(Data excerpts)
begin

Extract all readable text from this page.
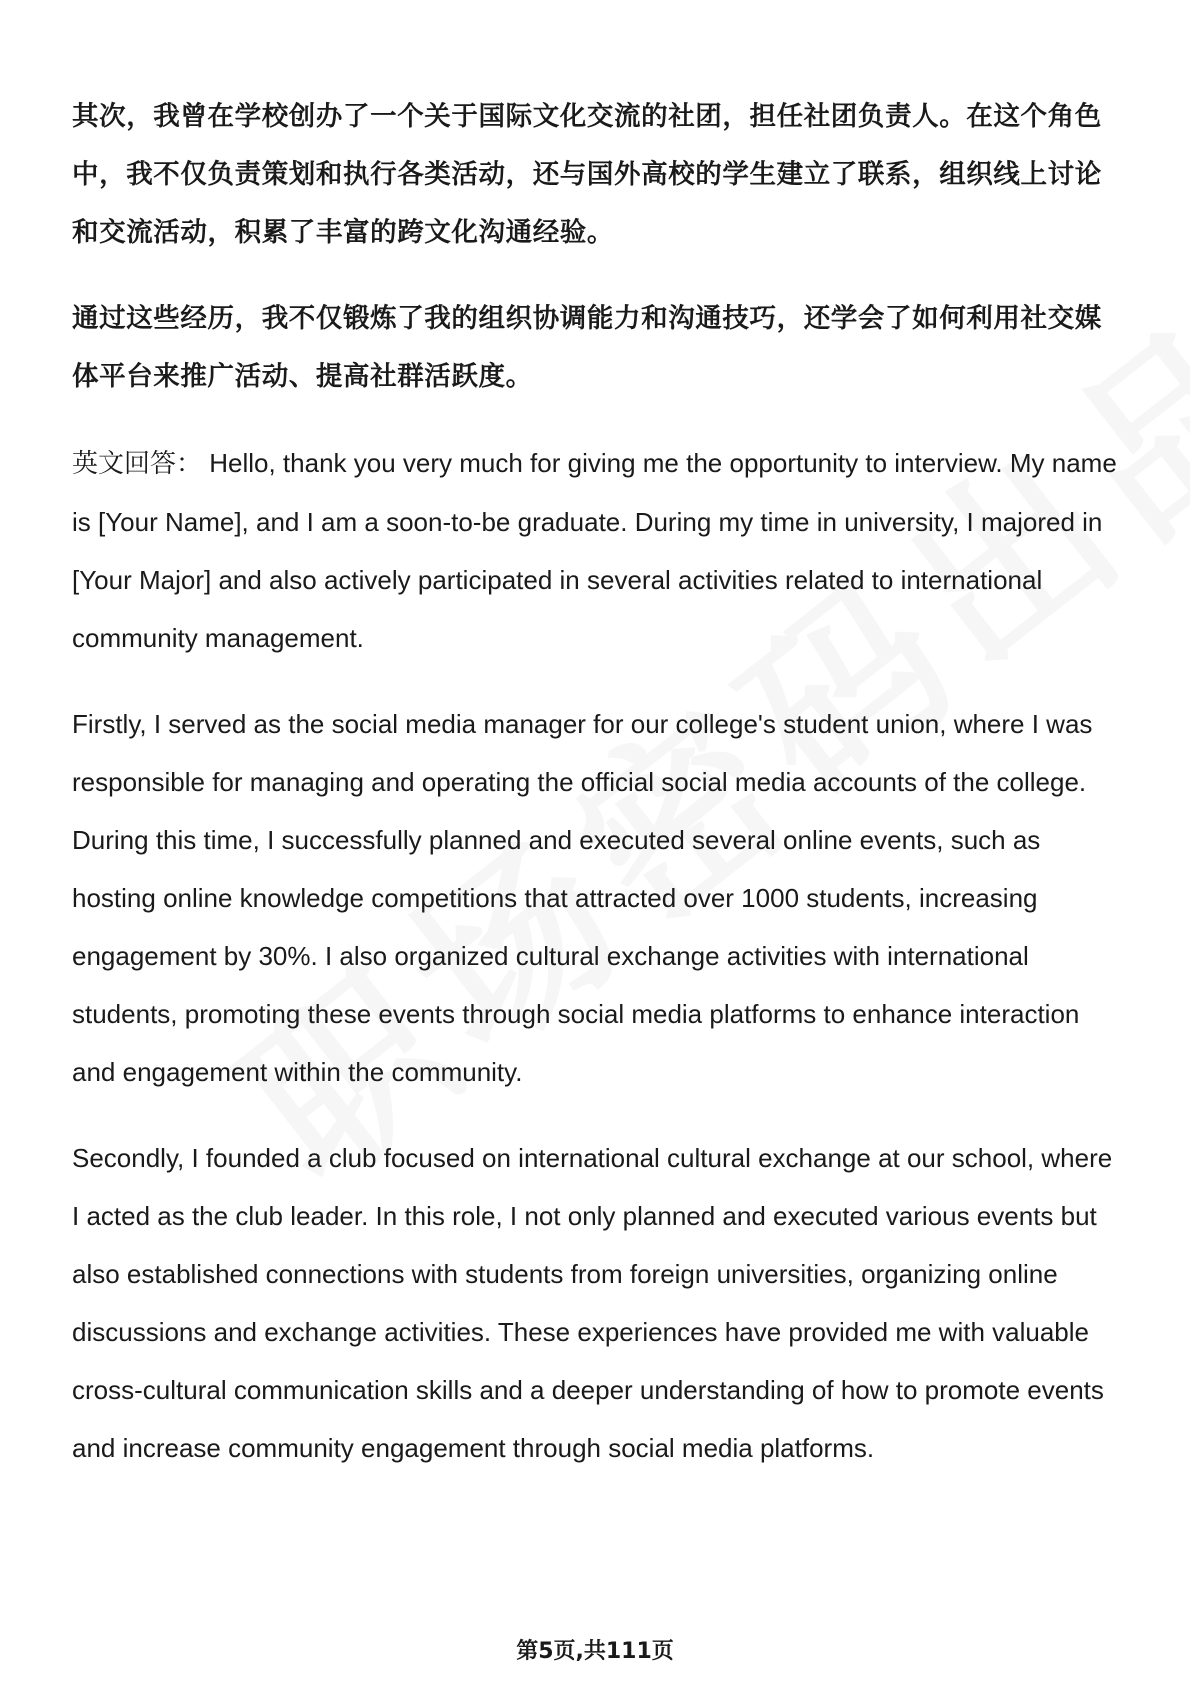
其次，我曾在学校创办了一个关于国际文化交流的社团，担任社团负责人。在这个角色中，我不仅负责策划和执行各类活动，还与国外高校的学生建立了联系，组织线上讨论和交流活动，积累了丰富的跨文化沟通经验。

通过这些经历，我不仅锻炼了我的组织协调能力和沟通技巧，还学会了如何利用社交媒体平台来推广活动、提高社群活跃度。

英文回答： Hello, thank you very much for giving me the opportunity to interview. My name is [Your Name], and I am a soon-to-be graduate. During my time in university, I majored in [Your Major] and also actively participated in several activities related to international community management.

Firstly, I served as the social media manager for our college's student union, where I was responsible for managing and operating the official social media accounts of the college. During this time, I successfully planned and executed several online events, such as hosting online knowledge competitions that attracted over 1000 students, increasing engagement by 30%. I also organized cultural exchange activities with international students, promoting these events through social media platforms to enhance interaction and engagement within the community.

Secondly, I founded a club focused on international cultural exchange at our school, where I acted as the club leader. In this role, I not only planned and executed various events but also established connections with students from foreign universities, organizing online discussions and exchange activities. These experiences have provided me with valuable cross-cultural communication skills and a deeper understanding of how to promote events and increase community engagement through social media platforms.

第5页,共111页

end

# What is asked
Using the material above, return every line exactly as it appears, minus the pictures.

# Result for this exercise
Extract all readable text from this page.
其次，我曾在学校创办了一个关于国际文化交流的社团，担任社团负责人。在这个角色中，我不仅负责策划和执行各类活动，还与国外高校的学生建立了联系，组织线上讨论和交流活动，积累了丰富的跨文化沟通经验。

通过这些经历，我不仅锻炼了我的组织协调能力和沟通技巧，还学会了如何利用社交媒体平台来推广活动、提高社群活跃度。

英文回答： Hello, thank you very much for giving me the opportunity to interview. My name is [Your Name], and I am a soon-to-be graduate. During my time in university, I majored in [Your Major] and also actively participated in several activities related to international community management.

Firstly, I served as the social media manager for our college's student union, where I was responsible for managing and operating the official social media accounts of the college. During this time, I successfully planned and executed several online events, such as hosting online knowledge competitions that attracted over 1000 students, increasing engagement by 30%. I also organized cultural exchange activities with international students, promoting these events through social media platforms to enhance interaction and engagement within the community.

Secondly, I founded a club focused on international cultural exchange at our school, where I acted as the club leader. In this role, I not only planned and executed various events but also established connections with students from foreign universities, organizing online discussions and exchange activities. These experiences have provided me with valuable cross-cultural communication skills and a deeper understanding of how to promote events and increase community engagement through social media platforms.

第5页,共111页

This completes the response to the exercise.